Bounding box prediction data
<<<<
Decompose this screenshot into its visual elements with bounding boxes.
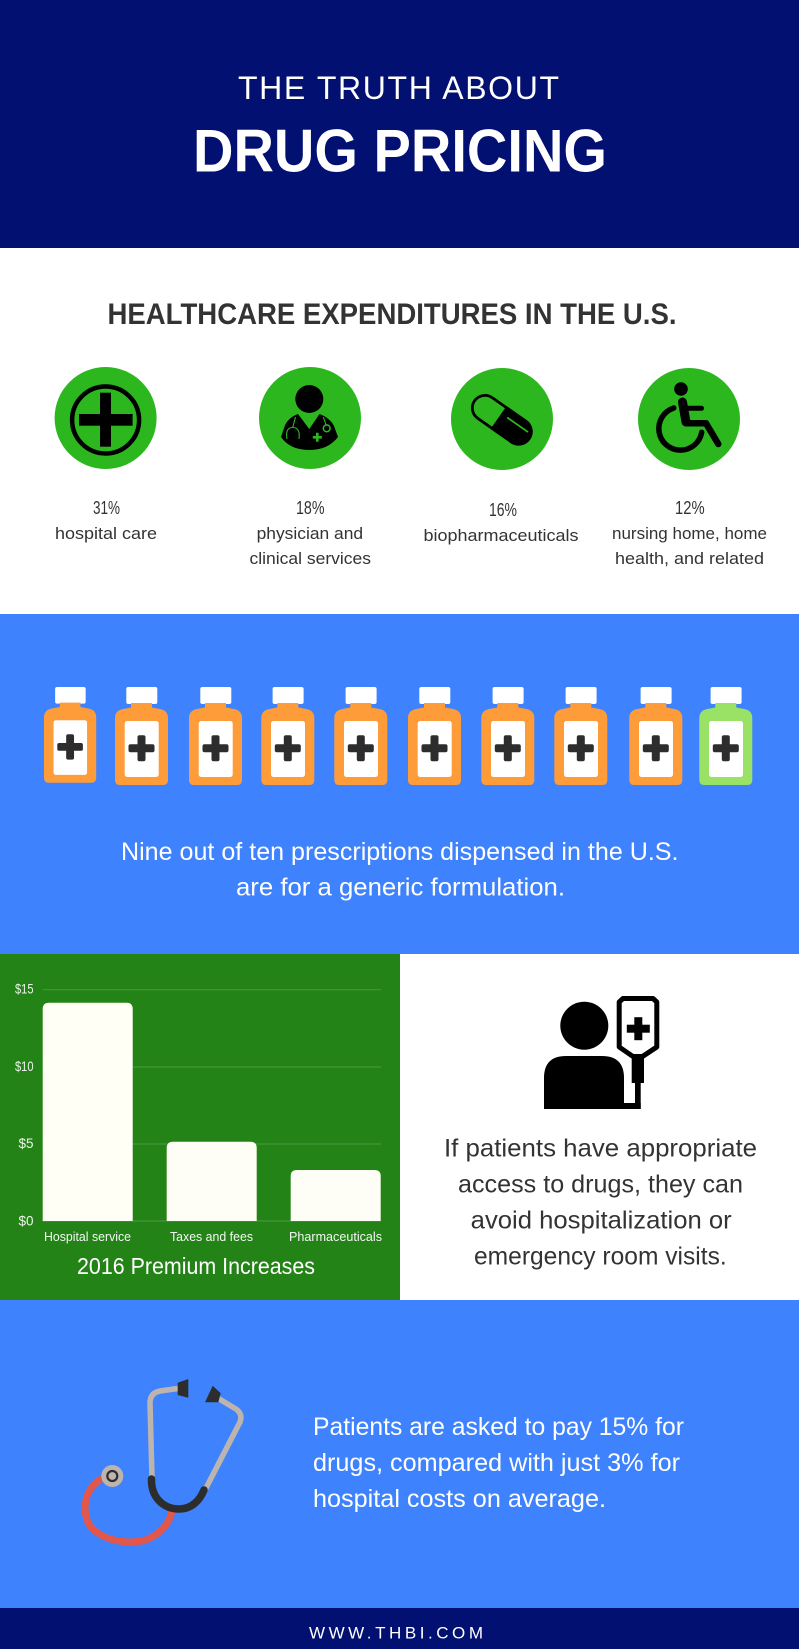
x axis labels xyxy=(44,1229,382,1244)
icon: orange bottle 9 xyxy=(629,687,682,785)
stat: 31%: 31% xyxy=(93,498,120,518)
text: patients pay 15% vs 3%: drugs, compared with just 3% for xyxy=(313,1449,680,1477)
text: patient access to drugs: emergency room visits. xyxy=(474,1242,727,1270)
icon: orange bottle 8 xyxy=(554,687,607,785)
item: biopharmaceuticals xyxy=(424,368,578,545)
text: patients pay 15% vs 3%: Patients are asked to pay 15% for xyxy=(313,1413,684,1441)
panel: generic prescriptions xyxy=(0,614,799,954)
icon: orange bottle 7 xyxy=(481,687,534,785)
label: physician and clinical services: physician and xyxy=(257,524,363,543)
icon: orange bottle 1 xyxy=(44,687,96,783)
stat: 16%: 16% xyxy=(489,500,517,520)
x axis labels: Pharmaceuticals xyxy=(289,1229,382,1244)
item: hospital care xyxy=(55,367,157,543)
section heading: HEALTHCARE EXPENDITURES IN THE U.S. xyxy=(108,298,676,331)
y axis labels xyxy=(15,980,34,1228)
bar: pharmaceuticals xyxy=(291,1170,381,1221)
label: biopharmaceuticals: biopharmaceuticals xyxy=(424,526,578,545)
text: patient access to drugs: If patients have appropriate xyxy=(444,1135,757,1163)
y axis labels: $5 xyxy=(18,1135,34,1151)
x axis labels: Hospital service xyxy=(44,1229,131,1244)
panel: header xyxy=(0,0,799,248)
y axis labels: $10 xyxy=(15,1058,34,1074)
title line: the truth about: THE TRUTH ABOUT xyxy=(238,70,559,106)
chart title: 2016 Premium Increases xyxy=(77,1253,315,1279)
stat: 18%: 18% xyxy=(296,498,324,518)
bottle row: nine orange, one green xyxy=(44,687,752,785)
text: patient access to drugs: avoid hospitalization or xyxy=(471,1207,732,1235)
panel: patient costs xyxy=(0,1300,799,1608)
label: hospital care: hospital care xyxy=(55,524,157,543)
icon: pill capsule xyxy=(451,368,553,470)
y axis labels: $15 xyxy=(15,980,34,996)
icon: doctor xyxy=(259,367,361,469)
icon: orange bottle 2 xyxy=(115,687,168,785)
text: patients pay 15% vs 3%: hospital costs on average. xyxy=(313,1485,606,1513)
panel: premium increases chart xyxy=(0,954,400,1300)
icon: orange bottle 6 xyxy=(408,687,461,785)
label: nursing home, home health, and related: health, and related xyxy=(615,549,764,568)
label: nursing home, home health, and related: nursing home, home xyxy=(612,524,767,543)
icon: green bottle xyxy=(699,687,752,785)
icon: medical cross in circle xyxy=(55,367,157,469)
icon: orange bottle 5 xyxy=(334,687,387,785)
text: nine out of ten prescriptions: are for a generic formulation. xyxy=(236,874,565,902)
text: nine out of ten prescriptions: Nine out of ten prescriptions dispensed in the U.S. xyxy=(121,838,678,866)
text: patient access to drugs: access to drugs, they can xyxy=(458,1171,743,1199)
icon: patient with iv bag xyxy=(544,998,657,1109)
footer url: WWW.THBI.COM xyxy=(309,1624,483,1643)
label: physician and clinical services: clinical services xyxy=(250,549,371,568)
panel: patient access xyxy=(400,954,799,1300)
panel: healthcare expenditures xyxy=(0,248,799,614)
item: physician and clinical services xyxy=(250,367,371,568)
stat: 12%: 12% xyxy=(675,498,705,518)
title line: drug pricing: DRUG PRICING xyxy=(193,118,607,185)
panel: footer xyxy=(0,1608,799,1649)
icon: wheelchair xyxy=(638,368,740,470)
chart grid lines xyxy=(43,990,381,1221)
icon: orange bottle 3 xyxy=(189,687,242,785)
x axis labels: Taxes and fees xyxy=(170,1229,253,1244)
bar: taxes and fees xyxy=(167,1142,257,1221)
item: nursing home, home health, and related xyxy=(612,368,767,568)
bar: hospital service xyxy=(43,1003,133,1221)
icon: orange bottle 4 xyxy=(261,687,314,785)
icon: stethoscope xyxy=(85,1379,241,1542)
y axis labels: $0 xyxy=(18,1212,34,1228)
>>>>
# What you will do
All that is needed is the data above, repeated exactly, without the pictures.

# Response to the exercise
Decompose this screenshot into its visual elements with bounding boxes.
x axis labels xyxy=(44,1229,382,1244)
icon: orange bottle 9 xyxy=(629,687,682,785)
stat: 31%: 31% xyxy=(93,498,120,518)
text: patients pay 15% vs 3%: drugs, compared with just 3% for xyxy=(313,1449,680,1477)
text: patient access to drugs: emergency room visits. xyxy=(474,1242,727,1270)
icon: orange bottle 8 xyxy=(554,687,607,785)
item: biopharmaceuticals xyxy=(424,368,578,545)
text: patients pay 15% vs 3%: Patients are asked to pay 15% for xyxy=(313,1413,684,1441)
panel: generic prescriptions xyxy=(0,614,799,954)
icon: orange bottle 7 xyxy=(481,687,534,785)
label: physician and clinical services: physician and xyxy=(257,524,363,543)
icon: orange bottle 1 xyxy=(44,687,96,783)
stat: 16%: 16% xyxy=(489,500,517,520)
x axis labels: Pharmaceuticals xyxy=(289,1229,382,1244)
item: hospital care xyxy=(55,367,157,543)
section heading: HEALTHCARE EXPENDITURES IN THE U.S. xyxy=(108,298,676,331)
y axis labels xyxy=(15,980,34,1228)
bar: pharmaceuticals xyxy=(291,1170,381,1221)
label: biopharmaceuticals: biopharmaceuticals xyxy=(424,526,578,545)
text: patient access to drugs: If patients have appropriate xyxy=(444,1135,757,1163)
y axis labels: $5 xyxy=(18,1135,34,1151)
x axis labels: Hospital service xyxy=(44,1229,131,1244)
panel: header xyxy=(0,0,799,248)
y axis labels: $10 xyxy=(15,1058,34,1074)
title line: the truth about: THE TRUTH ABOUT xyxy=(238,70,559,106)
chart title: 2016 Premium Increases xyxy=(77,1253,315,1279)
stat: 18%: 18% xyxy=(296,498,324,518)
bottle row: nine orange, one green xyxy=(44,687,752,785)
text: patient access to drugs: avoid hospitalization or xyxy=(471,1207,732,1235)
panel: patient costs xyxy=(0,1300,799,1608)
label: hospital care: hospital care xyxy=(55,524,157,543)
icon: pill capsule xyxy=(451,368,553,470)
y axis labels: $15 xyxy=(15,980,34,996)
icon: doctor xyxy=(259,367,361,469)
icon: orange bottle 2 xyxy=(115,687,168,785)
text: patients pay 15% vs 3%: hospital costs on average. xyxy=(313,1485,606,1513)
panel: premium increases chart xyxy=(0,954,400,1300)
icon: orange bottle 6 xyxy=(408,687,461,785)
label: nursing home, home health, and related: health, and related xyxy=(615,549,764,568)
label: nursing home, home health, and related: nursing home, home xyxy=(612,524,767,543)
icon: green bottle xyxy=(699,687,752,785)
icon: medical cross in circle xyxy=(55,367,157,469)
icon: orange bottle 5 xyxy=(334,687,387,785)
text: nine out of ten prescriptions: are for a generic formulation. xyxy=(236,874,565,902)
text: nine out of ten prescriptions: Nine out of ten prescriptions dispensed in the U.S. xyxy=(121,838,678,866)
text: patient access to drugs: access to drugs, they can xyxy=(458,1171,743,1199)
icon: patient with iv bag xyxy=(544,998,657,1109)
footer url: WWW.THBI.COM xyxy=(309,1624,483,1643)
label: physician and clinical services: clinical services xyxy=(250,549,371,568)
panel: patient access xyxy=(400,954,799,1300)
panel: healthcare expenditures xyxy=(0,248,799,614)
item: physician and clinical services xyxy=(250,367,371,568)
stat: 12%: 12% xyxy=(675,498,705,518)
title line: drug pricing: DRUG PRICING xyxy=(193,118,607,185)
panel: footer xyxy=(0,1608,799,1649)
icon: wheelchair xyxy=(638,368,740,470)
chart grid lines xyxy=(43,990,381,1221)
icon: orange bottle 3 xyxy=(189,687,242,785)
x axis labels: Taxes and fees xyxy=(170,1229,253,1244)
bar: taxes and fees xyxy=(167,1142,257,1221)
item: nursing home, home health, and related xyxy=(612,368,767,568)
bar: hospital service xyxy=(43,1003,133,1221)
icon: orange bottle 4 xyxy=(261,687,314,785)
icon: stethoscope xyxy=(85,1379,241,1542)
y axis labels: $0 xyxy=(18,1212,34,1228)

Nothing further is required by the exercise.